Problem requirements » Without altering anything, repeat each of the records.

┄┄┄┄┄┄┄┄┄┄┄┄┄┄┄┄┄┄┄┄

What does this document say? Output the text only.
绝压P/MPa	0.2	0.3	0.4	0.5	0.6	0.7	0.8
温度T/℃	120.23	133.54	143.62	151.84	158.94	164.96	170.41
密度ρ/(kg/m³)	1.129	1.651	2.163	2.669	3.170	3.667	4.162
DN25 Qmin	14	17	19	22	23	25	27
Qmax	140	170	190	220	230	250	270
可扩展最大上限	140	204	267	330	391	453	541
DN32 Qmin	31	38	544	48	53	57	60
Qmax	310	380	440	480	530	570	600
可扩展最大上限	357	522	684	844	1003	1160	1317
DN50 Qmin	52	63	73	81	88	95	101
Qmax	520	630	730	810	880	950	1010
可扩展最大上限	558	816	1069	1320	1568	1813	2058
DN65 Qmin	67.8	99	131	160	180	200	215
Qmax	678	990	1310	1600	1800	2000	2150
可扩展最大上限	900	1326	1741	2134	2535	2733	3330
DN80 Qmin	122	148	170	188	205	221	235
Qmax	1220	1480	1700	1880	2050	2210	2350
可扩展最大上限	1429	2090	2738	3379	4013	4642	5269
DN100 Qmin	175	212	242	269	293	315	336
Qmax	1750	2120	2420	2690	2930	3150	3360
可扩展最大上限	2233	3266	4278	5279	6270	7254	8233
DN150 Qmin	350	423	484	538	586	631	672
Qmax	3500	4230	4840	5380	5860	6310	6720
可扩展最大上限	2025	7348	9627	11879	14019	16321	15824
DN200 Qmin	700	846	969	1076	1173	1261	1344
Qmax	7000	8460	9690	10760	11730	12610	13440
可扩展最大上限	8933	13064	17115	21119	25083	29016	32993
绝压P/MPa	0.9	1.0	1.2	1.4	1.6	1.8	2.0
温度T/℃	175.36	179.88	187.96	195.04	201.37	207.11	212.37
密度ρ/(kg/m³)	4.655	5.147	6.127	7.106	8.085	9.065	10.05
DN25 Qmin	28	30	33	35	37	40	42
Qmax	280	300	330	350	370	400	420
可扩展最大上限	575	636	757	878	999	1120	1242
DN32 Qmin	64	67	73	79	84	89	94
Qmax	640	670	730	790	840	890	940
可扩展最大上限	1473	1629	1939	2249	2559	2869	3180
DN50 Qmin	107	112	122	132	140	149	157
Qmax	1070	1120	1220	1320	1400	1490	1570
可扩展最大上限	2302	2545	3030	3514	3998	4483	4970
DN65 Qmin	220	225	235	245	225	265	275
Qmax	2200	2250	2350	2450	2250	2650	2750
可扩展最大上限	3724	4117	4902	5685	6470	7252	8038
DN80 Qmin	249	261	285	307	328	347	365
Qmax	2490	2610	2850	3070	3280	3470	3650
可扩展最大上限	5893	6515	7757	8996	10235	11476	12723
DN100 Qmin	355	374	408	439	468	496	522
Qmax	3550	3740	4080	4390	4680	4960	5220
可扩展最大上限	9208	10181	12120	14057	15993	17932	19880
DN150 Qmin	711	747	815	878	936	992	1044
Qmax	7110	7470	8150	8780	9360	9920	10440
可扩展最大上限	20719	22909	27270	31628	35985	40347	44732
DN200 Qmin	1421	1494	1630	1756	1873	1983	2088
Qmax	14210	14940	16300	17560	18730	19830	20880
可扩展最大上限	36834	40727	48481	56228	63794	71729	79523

┄┄┄┄┄┄┄┄┄┄┄┄┄┄┄┄┄┄┄┄

Answer to the problem »
What does this document say? Output the text only.
绝压P/MPa	0.2	0.3	0.4	0.5	0.6	0.7	0.8
温度T/℃	120.23	133.54	143.62	151.84	158.94	164.96	170.41
密度ρ/(kg/m³)	1.129	1.651	2.163	2.669	3.170	3.667	4.162
DN25 Qmin	14	17	19	22	23	25	27
Qmax	140	170	190	220	230	250	270
可扩展最大上限	140	204	267	330	391	453	541
DN32 Qmin	31	38	544	48	53	57	60
Qmax	310	380	440	480	530	570	600
可扩展最大上限	357	522	684	844	1003	1160	1317
DN50 Qmin	52	63	73	81	88	95	101
Qmax	520	630	730	810	880	950	1010
可扩展最大上限	558	816	1069	1320	1568	1813	2058
DN65 Qmin	67.8	99	131	160	180	200	215
Qmax	678	990	1310	1600	1800	2000	2150
可扩展最大上限	900	1326	1741	2134	2535	2733	3330
DN80 Qmin	122	148	170	188	205	221	235
Qmax	1220	1480	1700	1880	2050	2210	2350
可扩展最大上限	1429	2090	2738	3379	4013	4642	5269
DN100 Qmin	175	212	242	269	293	315	336
Qmax	1750	2120	2420	2690	2930	3150	3360
可扩展最大上限	2233	3266	4278	5279	6270	7254	8233
DN150 Qmin	350	423	484	538	586	631	672
Qmax	3500	4230	4840	5380	5860	6310	6720
可扩展最大上限	2025	7348	9627	11879	14019	16321	15824
DN200 Qmin	700	846	969	1076	1173	1261	1344
Qmax	7000	8460	9690	10760	11730	12610	13440
可扩展最大上限	8933	13064	17115	21119	25083	29016	32993
绝压P/MPa	0.9	1.0	1.2	1.4	1.6	1.8	2.0
温度T/℃	175.36	179.88	187.96	195.04	201.37	207.11	212.37
密度ρ/(kg/m³)	4.655	5.147	6.127	7.106	8.085	9.065	10.05
DN25 Qmin	28	30	33	35	37	40	42
Qmax	280	300	330	350	370	400	420
可扩展最大上限	575	636	757	878	999	1120	1242
DN32 Qmin	64	67	73	79	84	89	94
Qmax	640	670	730	790	840	890	940
可扩展最大上限	1473	1629	1939	2249	2559	2869	3180
DN50 Qmin	107	112	122	132	140	149	157
Qmax	1070	1120	1220	1320	1400	1490	1570
可扩展最大上限	2302	2545	3030	3514	3998	4483	4970
DN65 Qmin	220	225	235	245	225	265	275
Qmax	2200	2250	2350	2450	2250	2650	2750
可扩展最大上限	3724	4117	4902	5685	6470	7252	8038
DN80 Qmin	249	261	285	307	328	347	365
Qmax	2490	2610	2850	3070	3280	3470	3650
可扩展最大上限	5893	6515	7757	8996	10235	11476	12723
DN100 Qmin	355	374	408	439	468	496	522
Qmax	3550	3740	4080	4390	4680	4960	5220
可扩展最大上限	9208	10181	12120	14057	15993	17932	19880
DN150 Qmin	711	747	815	878	936	992	1044
Qmax	7110	7470	8150	8780	9360	9920	10440
可扩展最大上限	20719	22909	27270	31628	35985	40347	44732
DN200 Qmin	1421	1494	1630	1756	1873	1983	2088
Qmax	14210	14940	16300	17560	18730	19830	20880
可扩展最大上限	36834	40727	48481	56228	63794	71729	79523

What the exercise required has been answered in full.